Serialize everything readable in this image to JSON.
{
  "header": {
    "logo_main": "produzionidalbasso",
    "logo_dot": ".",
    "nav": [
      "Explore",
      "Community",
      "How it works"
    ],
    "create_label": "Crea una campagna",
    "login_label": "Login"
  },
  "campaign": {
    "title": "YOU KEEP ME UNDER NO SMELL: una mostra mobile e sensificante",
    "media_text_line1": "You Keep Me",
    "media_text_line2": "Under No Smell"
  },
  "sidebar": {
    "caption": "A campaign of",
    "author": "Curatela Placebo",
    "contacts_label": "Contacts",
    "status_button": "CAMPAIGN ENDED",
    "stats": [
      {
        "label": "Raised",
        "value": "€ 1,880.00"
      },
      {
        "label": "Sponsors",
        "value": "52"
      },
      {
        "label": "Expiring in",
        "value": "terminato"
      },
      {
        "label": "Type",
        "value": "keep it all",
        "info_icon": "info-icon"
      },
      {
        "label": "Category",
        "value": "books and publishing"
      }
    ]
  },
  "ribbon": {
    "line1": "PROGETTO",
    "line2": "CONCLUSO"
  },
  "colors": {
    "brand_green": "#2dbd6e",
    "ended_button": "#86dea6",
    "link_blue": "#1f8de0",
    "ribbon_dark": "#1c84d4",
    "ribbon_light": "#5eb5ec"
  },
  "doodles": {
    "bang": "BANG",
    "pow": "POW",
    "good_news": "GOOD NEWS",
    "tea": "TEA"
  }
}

· · · · · · ·

**Problem to work on:**
From the records above, extract each line exactly as shown.

**Task solution:**
Serialize everything readable in this image to JSON.
{
  "header": {
    "logo_main": "produzionidalbasso",
    "logo_dot": ".",
    "nav": [
      "Explore",
      "Community",
      "How it works"
    ],
    "create_label": "Crea una campagna",
    "login_label": "Login"
  },
  "campaign": {
    "title": "YOU KEEP ME UNDER NO SMELL: una mostra mobile e sensificante",
    "media_text_line1": "You Keep Me",
    "media_text_line2": "Under No Smell"
  },
  "sidebar": {
    "caption": "A campaign of",
    "author": "Curatela Placebo",
    "contacts_label": "Contacts",
    "status_button": "CAMPAIGN ENDED",
    "stats": [
      {
        "label": "Raised",
        "value": "€ 1,880.00"
      },
      {
        "label": "Sponsors",
        "value": "52"
      },
      {
        "label": "Expiring in",
        "value": "terminato"
      },
      {
        "label": "Type",
        "value": "keep it all",
        "info_icon": "info-icon"
      },
      {
        "label": "Category",
        "value": "books and publishing"
      }
    ]
  },
  "ribbon": {
    "line1": "PROGETTO",
    "line2": "CONCLUSO"
  },
  "colors": {
    "brand_green": "#2dbd6e",
    "ended_button": "#86dea6",
    "link_blue": "#1f8de0",
    "ribbon_dark": "#1c84d4",
    "ribbon_light": "#5eb5ec"
  },
  "doodles": {
    "bang": "BANG",
    "pow": "POW",
    "good_news": "GOOD NEWS",
    "tea": "TEA"
  }
}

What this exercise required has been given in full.